▸ **MATERIAL FOR THIS EXERCISE**:

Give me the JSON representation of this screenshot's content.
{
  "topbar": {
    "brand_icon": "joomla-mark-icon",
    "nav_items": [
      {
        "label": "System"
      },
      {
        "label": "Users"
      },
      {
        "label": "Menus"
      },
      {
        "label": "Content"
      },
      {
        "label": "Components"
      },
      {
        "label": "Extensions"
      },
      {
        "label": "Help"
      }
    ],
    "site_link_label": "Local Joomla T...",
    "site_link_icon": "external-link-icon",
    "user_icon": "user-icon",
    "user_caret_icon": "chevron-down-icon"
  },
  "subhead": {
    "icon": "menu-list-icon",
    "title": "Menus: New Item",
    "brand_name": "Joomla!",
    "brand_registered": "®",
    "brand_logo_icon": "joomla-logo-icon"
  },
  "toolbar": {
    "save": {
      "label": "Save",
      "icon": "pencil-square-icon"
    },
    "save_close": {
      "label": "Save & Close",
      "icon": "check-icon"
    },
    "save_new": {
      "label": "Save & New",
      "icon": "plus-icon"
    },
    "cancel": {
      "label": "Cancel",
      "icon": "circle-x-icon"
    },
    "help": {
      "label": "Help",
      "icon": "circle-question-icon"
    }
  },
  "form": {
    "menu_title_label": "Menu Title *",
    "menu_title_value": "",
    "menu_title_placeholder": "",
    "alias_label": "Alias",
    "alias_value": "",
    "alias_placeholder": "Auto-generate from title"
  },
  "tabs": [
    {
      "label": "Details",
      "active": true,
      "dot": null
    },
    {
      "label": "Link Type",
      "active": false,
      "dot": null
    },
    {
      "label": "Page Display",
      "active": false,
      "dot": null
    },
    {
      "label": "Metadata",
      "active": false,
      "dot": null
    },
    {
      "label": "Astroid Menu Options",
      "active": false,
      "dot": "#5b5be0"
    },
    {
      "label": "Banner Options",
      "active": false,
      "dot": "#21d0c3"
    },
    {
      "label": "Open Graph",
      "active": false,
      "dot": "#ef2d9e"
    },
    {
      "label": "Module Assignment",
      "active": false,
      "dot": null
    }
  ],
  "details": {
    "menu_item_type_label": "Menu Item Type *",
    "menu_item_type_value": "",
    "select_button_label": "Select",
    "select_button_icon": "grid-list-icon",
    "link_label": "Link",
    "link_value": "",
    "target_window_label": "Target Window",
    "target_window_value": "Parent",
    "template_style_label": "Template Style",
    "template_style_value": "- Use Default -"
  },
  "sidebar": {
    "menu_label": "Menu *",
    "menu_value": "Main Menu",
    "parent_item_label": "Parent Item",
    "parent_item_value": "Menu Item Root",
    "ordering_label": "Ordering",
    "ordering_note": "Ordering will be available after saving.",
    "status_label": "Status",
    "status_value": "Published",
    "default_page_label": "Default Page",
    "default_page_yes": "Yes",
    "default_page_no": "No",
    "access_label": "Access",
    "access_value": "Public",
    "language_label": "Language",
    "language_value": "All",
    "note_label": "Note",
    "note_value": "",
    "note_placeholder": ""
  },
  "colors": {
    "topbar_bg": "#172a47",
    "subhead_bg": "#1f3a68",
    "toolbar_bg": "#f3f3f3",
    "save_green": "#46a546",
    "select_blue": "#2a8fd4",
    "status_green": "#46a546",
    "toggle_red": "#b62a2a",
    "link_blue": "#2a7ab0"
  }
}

▸ **TASK STATEMENT**: Output all of the data above without any alteration.

▸ **OUTPUT**:
Give me the JSON representation of this screenshot's content.
{
  "topbar": {
    "brand_icon": "joomla-mark-icon",
    "nav_items": [
      {
        "label": "System"
      },
      {
        "label": "Users"
      },
      {
        "label": "Menus"
      },
      {
        "label": "Content"
      },
      {
        "label": "Components"
      },
      {
        "label": "Extensions"
      },
      {
        "label": "Help"
      }
    ],
    "site_link_label": "Local Joomla T...",
    "site_link_icon": "external-link-icon",
    "user_icon": "user-icon",
    "user_caret_icon": "chevron-down-icon"
  },
  "subhead": {
    "icon": "menu-list-icon",
    "title": "Menus: New Item",
    "brand_name": "Joomla!",
    "brand_registered": "®",
    "brand_logo_icon": "joomla-logo-icon"
  },
  "toolbar": {
    "save": {
      "label": "Save",
      "icon": "pencil-square-icon"
    },
    "save_close": {
      "label": "Save & Close",
      "icon": "check-icon"
    },
    "save_new": {
      "label": "Save & New",
      "icon": "plus-icon"
    },
    "cancel": {
      "label": "Cancel",
      "icon": "circle-x-icon"
    },
    "help": {
      "label": "Help",
      "icon": "circle-question-icon"
    }
  },
  "form": {
    "menu_title_label": "Menu Title *",
    "menu_title_value": "",
    "menu_title_placeholder": "",
    "alias_label": "Alias",
    "alias_value": "",
    "alias_placeholder": "Auto-generate from title"
  },
  "tabs": [
    {
      "label": "Details",
      "active": true,
      "dot": null
    },
    {
      "label": "Link Type",
      "active": false,
      "dot": null
    },
    {
      "label": "Page Display",
      "active": false,
      "dot": null
    },
    {
      "label": "Metadata",
      "active": false,
      "dot": null
    },
    {
      "label": "Astroid Menu Options",
      "active": false,
      "dot": "#5b5be0"
    },
    {
      "label": "Banner Options",
      "active": false,
      "dot": "#21d0c3"
    },
    {
      "label": "Open Graph",
      "active": false,
      "dot": "#ef2d9e"
    },
    {
      "label": "Module Assignment",
      "active": false,
      "dot": null
    }
  ],
  "details": {
    "menu_item_type_label": "Menu Item Type *",
    "menu_item_type_value": "",
    "select_button_label": "Select",
    "select_button_icon": "grid-list-icon",
    "link_label": "Link",
    "link_value": "",
    "target_window_label": "Target Window",
    "target_window_value": "Parent",
    "template_style_label": "Template Style",
    "template_style_value": "- Use Default -"
  },
  "sidebar": {
    "menu_label": "Menu *",
    "menu_value": "Main Menu",
    "parent_item_label": "Parent Item",
    "parent_item_value": "Menu Item Root",
    "ordering_label": "Ordering",
    "ordering_note": "Ordering will be available after saving.",
    "status_label": "Status",
    "status_value": "Published",
    "default_page_label": "Default Page",
    "default_page_yes": "Yes",
    "default_page_no": "No",
    "access_label": "Access",
    "access_value": "Public",
    "language_label": "Language",
    "language_value": "All",
    "note_label": "Note",
    "note_value": "",
    "note_placeholder": ""
  },
  "colors": {
    "topbar_bg": "#172a47",
    "subhead_bg": "#1f3a68",
    "toolbar_bg": "#f3f3f3",
    "save_green": "#46a546",
    "select_blue": "#2a8fd4",
    "status_green": "#46a546",
    "toggle_red": "#b62a2a",
    "link_blue": "#2a7ab0"
  }
}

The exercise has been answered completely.